## REQUIRED TASK
Transcribe all the records with complete accuracy.

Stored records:
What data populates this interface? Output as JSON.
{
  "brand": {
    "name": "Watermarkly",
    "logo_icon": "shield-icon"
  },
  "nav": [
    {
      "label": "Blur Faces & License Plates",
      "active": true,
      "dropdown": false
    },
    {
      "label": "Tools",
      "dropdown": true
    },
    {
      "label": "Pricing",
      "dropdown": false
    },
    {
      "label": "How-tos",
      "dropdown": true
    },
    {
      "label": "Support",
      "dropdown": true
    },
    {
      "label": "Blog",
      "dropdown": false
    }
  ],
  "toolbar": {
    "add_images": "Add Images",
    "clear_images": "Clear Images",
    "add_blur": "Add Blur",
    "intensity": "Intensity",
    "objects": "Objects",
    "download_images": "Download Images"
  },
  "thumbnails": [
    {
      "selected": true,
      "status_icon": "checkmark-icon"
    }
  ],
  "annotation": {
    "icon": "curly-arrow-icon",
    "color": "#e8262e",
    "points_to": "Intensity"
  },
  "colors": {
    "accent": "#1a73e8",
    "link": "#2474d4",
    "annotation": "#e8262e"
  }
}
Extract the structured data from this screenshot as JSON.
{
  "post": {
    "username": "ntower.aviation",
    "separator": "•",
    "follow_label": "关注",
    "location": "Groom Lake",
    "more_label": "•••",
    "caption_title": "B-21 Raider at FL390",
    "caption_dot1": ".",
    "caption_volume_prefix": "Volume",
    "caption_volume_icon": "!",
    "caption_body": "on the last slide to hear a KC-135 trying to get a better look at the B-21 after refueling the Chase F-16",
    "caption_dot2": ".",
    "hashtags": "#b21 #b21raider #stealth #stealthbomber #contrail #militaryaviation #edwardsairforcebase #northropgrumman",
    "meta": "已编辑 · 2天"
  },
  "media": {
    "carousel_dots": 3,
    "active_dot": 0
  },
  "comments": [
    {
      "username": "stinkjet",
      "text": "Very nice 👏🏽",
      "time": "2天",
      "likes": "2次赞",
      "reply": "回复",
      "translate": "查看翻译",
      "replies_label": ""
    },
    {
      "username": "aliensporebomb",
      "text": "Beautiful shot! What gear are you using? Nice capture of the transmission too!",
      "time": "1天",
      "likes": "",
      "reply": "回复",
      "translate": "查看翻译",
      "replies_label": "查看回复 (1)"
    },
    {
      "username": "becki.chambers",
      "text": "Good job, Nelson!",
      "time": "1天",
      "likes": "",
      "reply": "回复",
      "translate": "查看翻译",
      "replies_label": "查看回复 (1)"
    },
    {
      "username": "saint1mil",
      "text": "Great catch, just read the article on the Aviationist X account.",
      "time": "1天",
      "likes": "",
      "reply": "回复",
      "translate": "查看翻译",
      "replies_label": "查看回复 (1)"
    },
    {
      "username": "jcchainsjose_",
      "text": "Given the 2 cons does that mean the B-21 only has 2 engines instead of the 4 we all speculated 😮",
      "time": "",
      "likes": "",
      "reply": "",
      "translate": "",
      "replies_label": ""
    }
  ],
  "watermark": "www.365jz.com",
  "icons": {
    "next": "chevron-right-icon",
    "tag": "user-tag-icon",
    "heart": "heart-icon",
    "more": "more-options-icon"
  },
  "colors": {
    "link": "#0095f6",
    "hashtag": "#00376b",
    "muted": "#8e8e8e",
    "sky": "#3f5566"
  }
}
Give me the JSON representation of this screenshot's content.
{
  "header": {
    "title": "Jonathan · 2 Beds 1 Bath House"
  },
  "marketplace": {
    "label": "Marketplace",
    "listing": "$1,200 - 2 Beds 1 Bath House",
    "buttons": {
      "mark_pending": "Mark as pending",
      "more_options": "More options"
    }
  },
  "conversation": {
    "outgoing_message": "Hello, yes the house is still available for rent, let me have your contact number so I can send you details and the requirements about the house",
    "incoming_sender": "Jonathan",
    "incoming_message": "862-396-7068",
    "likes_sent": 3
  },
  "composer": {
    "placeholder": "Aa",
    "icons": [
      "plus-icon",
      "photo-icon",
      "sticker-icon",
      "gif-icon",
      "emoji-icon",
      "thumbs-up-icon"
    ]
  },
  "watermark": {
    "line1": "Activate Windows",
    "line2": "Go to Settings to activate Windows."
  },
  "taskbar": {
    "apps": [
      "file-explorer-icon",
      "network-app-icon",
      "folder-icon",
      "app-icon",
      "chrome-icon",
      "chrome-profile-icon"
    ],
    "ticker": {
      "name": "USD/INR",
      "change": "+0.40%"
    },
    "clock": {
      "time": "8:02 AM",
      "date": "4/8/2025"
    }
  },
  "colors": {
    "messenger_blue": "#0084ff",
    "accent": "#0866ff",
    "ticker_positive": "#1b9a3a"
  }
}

## EXERCISE SOLUTION
What data populates this interface? Output as JSON.
{
  "brand": {
    "name": "Watermarkly",
    "logo_icon": "shield-icon"
  },
  "nav": [
    {
      "label": "Blur Faces & License Plates",
      "active": true,
      "dropdown": false
    },
    {
      "label": "Tools",
      "dropdown": true
    },
    {
      "label": "Pricing",
      "dropdown": false
    },
    {
      "label": "How-tos",
      "dropdown": true
    },
    {
      "label": "Support",
      "dropdown": true
    },
    {
      "label": "Blog",
      "dropdown": false
    }
  ],
  "toolbar": {
    "add_images": "Add Images",
    "clear_images": "Clear Images",
    "add_blur": "Add Blur",
    "intensity": "Intensity",
    "objects": "Objects",
    "download_images": "Download Images"
  },
  "thumbnails": [
    {
      "selected": true,
      "status_icon": "checkmark-icon"
    }
  ],
  "annotation": {
    "icon": "curly-arrow-icon",
    "color": "#e8262e",
    "points_to": "Intensity"
  },
  "colors": {
    "accent": "#1a73e8",
    "link": "#2474d4",
    "annotation": "#e8262e"
  }
}
Extract the structured data from this screenshot as JSON.
{
  "post": {
    "username": "ntower.aviation",
    "separator": "•",
    "follow_label": "关注",
    "location": "Groom Lake",
    "more_label": "•••",
    "caption_title": "B-21 Raider at FL390",
    "caption_dot1": ".",
    "caption_volume_prefix": "Volume",
    "caption_volume_icon": "!",
    "caption_body": "on the last slide to hear a KC-135 trying to get a better look at the B-21 after refueling the Chase F-16",
    "caption_dot2": ".",
    "hashtags": "#b21 #b21raider #stealth #stealthbomber #contrail #militaryaviation #edwardsairforcebase #northropgrumman",
    "meta": "已编辑 · 2天"
  },
  "media": {
    "carousel_dots": 3,
    "active_dot": 0
  },
  "comments": [
    {
      "username": "stinkjet",
      "text": "Very nice 👏🏽",
      "time": "2天",
      "likes": "2次赞",
      "reply": "回复",
      "translate": "查看翻译",
      "replies_label": ""
    },
    {
      "username": "aliensporebomb",
      "text": "Beautiful shot! What gear are you using? Nice capture of the transmission too!",
      "time": "1天",
      "likes": "",
      "reply": "回复",
      "translate": "查看翻译",
      "replies_label": "查看回复 (1)"
    },
    {
      "username": "becki.chambers",
      "text": "Good job, Nelson!",
      "time": "1天",
      "likes": "",
      "reply": "回复",
      "translate": "查看翻译",
      "replies_label": "查看回复 (1)"
    },
    {
      "username": "saint1mil",
      "text": "Great catch, just read the article on the Aviationist X account.",
      "time": "1天",
      "likes": "",
      "reply": "回复",
      "translate": "查看翻译",
      "replies_label": "查看回复 (1)"
    },
    {
      "username": "jcchainsjose_",
      "text": "Given the 2 cons does that mean the B-21 only has 2 engines instead of the 4 we all speculated 😮",
      "time": "",
      "likes": "",
      "reply": "",
      "translate": "",
      "replies_label": ""
    }
  ],
  "watermark": "www.365jz.com",
  "icons": {
    "next": "chevron-right-icon",
    "tag": "user-tag-icon",
    "heart": "heart-icon",
    "more": "more-options-icon"
  },
  "colors": {
    "link": "#0095f6",
    "hashtag": "#00376b",
    "muted": "#8e8e8e",
    "sky": "#3f5566"
  }
}
Give me the JSON representation of this screenshot's content.
{
  "header": {
    "title": "Jonathan · 2 Beds 1 Bath House"
  },
  "marketplace": {
    "label": "Marketplace",
    "listing": "$1,200 - 2 Beds 1 Bath House",
    "buttons": {
      "mark_pending": "Mark as pending",
      "more_options": "More options"
    }
  },
  "conversation": {
    "outgoing_message": "Hello, yes the house is still available for rent, let me have your contact number so I can send you details and the requirements about the house",
    "incoming_sender": "Jonathan",
    "incoming_message": "862-396-7068",
    "likes_sent": 3
  },
  "composer": {
    "placeholder": "Aa",
    "icons": [
      "plus-icon",
      "photo-icon",
      "sticker-icon",
      "gif-icon",
      "emoji-icon",
      "thumbs-up-icon"
    ]
  },
  "watermark": {
    "line1": "Activate Windows",
    "line2": "Go to Settings to activate Windows."
  },
  "taskbar": {
    "apps": [
      "file-explorer-icon",
      "network-app-icon",
      "folder-icon",
      "app-icon",
      "chrome-icon",
      "chrome-profile-icon"
    ],
    "ticker": {
      "name": "USD/INR",
      "change": "+0.40%"
    },
    "clock": {
      "time": "8:02 AM",
      "date": "4/8/2025"
    }
  },
  "colors": {
    "messenger_blue": "#0084ff",
    "accent": "#0866ff",
    "ticker_positive": "#1b9a3a"
  }
}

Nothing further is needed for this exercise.